**Exercise description**
For each line below with the word "ylabel", write out a copy.

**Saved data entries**

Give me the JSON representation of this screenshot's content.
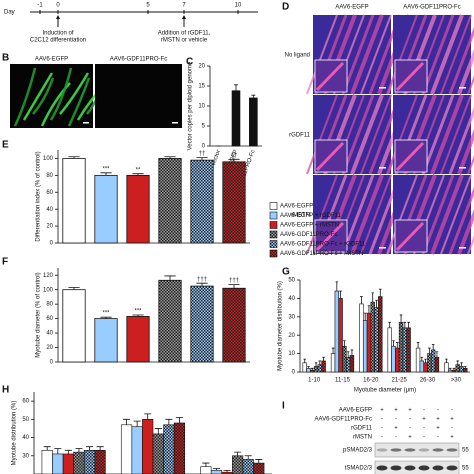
{
  "panel_labels": [
    "B",
    "C",
    "D",
    "E",
    "F",
    "G",
    "H",
    "I"
  ],
  "timeline": {
    "label": "Day",
    "ticks": [
      -1,
      0,
      5,
      7,
      10
    ],
    "annotations": [
      null,
      [
        "Induction of",
        "C2C12 differentiation"
      ],
      null,
      [
        "Addition of rGDF11,",
        "rMSTN or vehicle"
      ],
      null
    ]
  },
  "images_b": {
    "titles": [
      "AAV6-EGFP",
      "AAV6-GDF11PRO-Fc"
    ]
  },
  "images_d": {
    "titles": [
      "AAV6-EGFP",
      "AAV6-GDF11PRO-Fc"
    ],
    "rows": [
      "No ligand",
      "rGDF11",
      "rMSTN"
    ]
  },
  "blot": {
    "rows": [
      {
        "label": "AAV6-EGFP",
        "signs": [
          "+",
          "+",
          "+",
          "-",
          "-",
          "-"
        ]
      },
      {
        "label": "AAV6-GDF11PRO-Fc",
        "signs": [
          "-",
          "-",
          "-",
          "+",
          "+",
          "+"
        ]
      },
      {
        "label": "rGDF11",
        "signs": [
          "-",
          "+",
          "-",
          "-",
          "+",
          "-"
        ]
      },
      {
        "label": "rMSTN",
        "signs": [
          "-",
          "-",
          "+",
          "-",
          "-",
          "+"
        ]
      }
    ],
    "bands": [
      {
        "label": "pSMAD2/3",
        "marker": "55"
      },
      {
        "label": "tSMAD2/3",
        "marker": "55"
      }
    ]
  },
  "chart_data": [
    {
      "type": "bar",
      "ylabel": "Vector copies per diploid genome",
      "categories": [
        "No vector",
        "AAV6-EGFP",
        "AAV6-GDF11PRO-Fc"
      ],
      "values": [
        0,
        13.8,
        12
      ],
      "errors": [
        0,
        1.5,
        0.7
      ],
      "color": "#111111",
      "ylim": [
        0,
        20
      ],
      "yticks": [
        0,
        5,
        10,
        15,
        20
      ]
    },
    {
      "type": "bar",
      "ylabel": "Differentiation index (% of control)",
      "values": [
        100,
        80,
        80,
        100,
        98,
        96
      ],
      "errors": [
        2,
        3,
        2,
        2,
        3,
        3
      ],
      "annotations": [
        null,
        "***",
        "**",
        null,
        "††",
        "††"
      ],
      "colors": [
        "#ffffff",
        "#99ccff",
        "#cc1f1f",
        "#9a9a9a",
        "#99ccff",
        "#cc1f1f"
      ],
      "hatch": [
        false,
        false,
        false,
        true,
        true,
        true
      ],
      "ylim": [
        0,
        110
      ],
      "yticks": [
        0,
        20,
        40,
        60,
        80,
        100
      ]
    },
    {
      "type": "bar",
      "ylabel": "Myotube diameter (% of control)",
      "values": [
        100,
        60,
        63,
        113,
        105,
        102
      ],
      "errors": [
        3,
        2,
        2,
        6,
        4,
        5
      ],
      "annotations": [
        null,
        "***",
        "***",
        null,
        "†††",
        "†††"
      ],
      "colors": [
        "#ffffff",
        "#99ccff",
        "#cc1f1f",
        "#9a9a9a",
        "#99ccff",
        "#cc1f1f"
      ],
      "hatch": [
        false,
        false,
        false,
        true,
        true,
        true
      ],
      "ylim": [
        0,
        130
      ],
      "yticks": [
        0,
        20,
        40,
        60,
        80,
        100,
        120
      ]
    },
    {
      "type": "grouped_bar",
      "xlabel": "Myotube diameter (μm)",
      "ylabel": "Myotube diameter distribution (%)",
      "categories": [
        "1-10",
        "11-15",
        "16-20",
        "21-25",
        "26-30",
        ">30"
      ],
      "ylim": [
        0,
        50
      ],
      "yticks": [
        0,
        10,
        20,
        30,
        40,
        50
      ],
      "series": [
        {
          "name": "AAV6-EGFP",
          "color": "#ffffff",
          "hatch": false,
          "values": [
            5,
            10,
            37,
            24,
            13,
            5
          ],
          "errors": [
            2,
            3,
            4,
            3,
            3,
            2
          ]
        },
        {
          "name": "AAV6-EGFP + rGDF11",
          "color": "#99ccff",
          "hatch": false,
          "values": [
            2,
            44,
            28,
            14,
            6,
            1
          ],
          "errors": [
            1,
            5,
            4,
            3,
            2,
            1
          ]
        },
        {
          "name": "AAV6-EGFP + rMSTN",
          "color": "#cc1f1f",
          "hatch": false,
          "values": [
            1,
            40,
            32,
            13,
            5,
            1
          ],
          "errors": [
            1,
            4,
            4,
            3,
            2,
            1
          ]
        },
        {
          "name": "AAV6-GDF11PRO-Fc",
          "color": "#9a9a9a",
          "hatch": true,
          "values": [
            3,
            14,
            38,
            27,
            10,
            4
          ],
          "errors": [
            2,
            3,
            5,
            4,
            3,
            2
          ]
        },
        {
          "name": "AAV6-GDF11PRO-Fc + rGDF11",
          "color": "#99ccff",
          "hatch": true,
          "values": [
            4,
            8,
            35,
            24,
            12,
            3
          ],
          "errors": [
            2,
            3,
            4,
            3,
            3,
            2
          ]
        },
        {
          "name": "AAV6-GDF11PRO-Fc + rMSTN",
          "color": "#cc1f1f",
          "hatch": true,
          "values": [
            6,
            9,
            41,
            24,
            8,
            2
          ],
          "errors": [
            2,
            3,
            4,
            3,
            3,
            1
          ]
        }
      ]
    },
    {
      "type": "grouped_bar",
      "ylabel": "Myotube distribution (%)",
      "categories": [
        null,
        null,
        null
      ],
      "ylim": [
        20,
        65
      ],
      "yticks": [
        30,
        40,
        50,
        60
      ],
      "series": [
        {
          "color": "#ffffff",
          "hatch": false,
          "values": [
            33,
            47,
            24
          ],
          "errors": [
            2,
            3,
            2
          ]
        },
        {
          "color": "#99ccff",
          "hatch": false,
          "values": [
            31,
            46,
            22
          ],
          "errors": [
            3,
            3,
            1
          ]
        },
        {
          "color": "#cc1f1f",
          "hatch": false,
          "values": [
            31,
            50,
            21
          ],
          "errors": [
            2,
            3,
            1
          ]
        },
        {
          "color": "#9a9a9a",
          "hatch": true,
          "values": [
            32,
            42,
            30
          ],
          "errors": [
            2,
            3,
            2
          ]
        },
        {
          "color": "#99ccff",
          "hatch": true,
          "values": [
            33,
            47,
            28
          ],
          "errors": [
            2,
            3,
            2
          ]
        },
        {
          "color": "#cc1f1f",
          "hatch": true,
          "values": [
            33,
            48,
            26
          ],
          "errors": [
            2,
            3,
            2
          ]
        }
      ]
    }
  ]
}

**Solution to the problem**
      "ylabel": "Vector copies per diploid genome",
      "ylabel": "Differentiation index (% of control)",
      "ylabel": "Myotube diameter (% of control)",
      "ylabel": "Myotube diameter distribution (%)",
      "ylabel": "Myotube distribution (%)",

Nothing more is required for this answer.